━━━━━ The data ━━━━━

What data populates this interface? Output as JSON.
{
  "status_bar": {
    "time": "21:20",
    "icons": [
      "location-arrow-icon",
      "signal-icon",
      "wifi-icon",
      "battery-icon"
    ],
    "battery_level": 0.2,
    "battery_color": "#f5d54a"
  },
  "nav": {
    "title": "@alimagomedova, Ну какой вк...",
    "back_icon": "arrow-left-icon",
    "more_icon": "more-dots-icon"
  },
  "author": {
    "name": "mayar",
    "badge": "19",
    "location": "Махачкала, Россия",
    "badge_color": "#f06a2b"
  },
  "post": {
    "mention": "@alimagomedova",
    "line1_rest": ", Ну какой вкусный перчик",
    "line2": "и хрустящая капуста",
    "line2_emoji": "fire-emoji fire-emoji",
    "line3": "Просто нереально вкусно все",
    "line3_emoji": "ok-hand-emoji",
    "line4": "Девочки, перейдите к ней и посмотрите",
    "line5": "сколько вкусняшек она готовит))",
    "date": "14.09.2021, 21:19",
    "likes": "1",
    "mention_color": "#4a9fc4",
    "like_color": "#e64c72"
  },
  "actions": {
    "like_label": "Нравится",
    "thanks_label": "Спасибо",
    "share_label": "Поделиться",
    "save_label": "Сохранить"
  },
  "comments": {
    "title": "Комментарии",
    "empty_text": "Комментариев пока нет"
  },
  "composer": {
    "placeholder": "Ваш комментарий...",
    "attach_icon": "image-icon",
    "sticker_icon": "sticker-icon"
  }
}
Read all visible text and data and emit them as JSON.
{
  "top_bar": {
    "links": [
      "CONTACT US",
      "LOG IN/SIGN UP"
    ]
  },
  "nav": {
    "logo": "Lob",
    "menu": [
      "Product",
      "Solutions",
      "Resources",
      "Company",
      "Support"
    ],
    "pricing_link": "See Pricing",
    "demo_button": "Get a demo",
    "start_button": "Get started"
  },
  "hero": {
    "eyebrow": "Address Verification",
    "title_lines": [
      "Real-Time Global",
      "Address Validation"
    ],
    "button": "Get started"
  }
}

━━━━━

Each line holding "JSON" must be found and copied.

What data populates this interface? Output as JSON.
Read all visible text and data and emit them as JSON.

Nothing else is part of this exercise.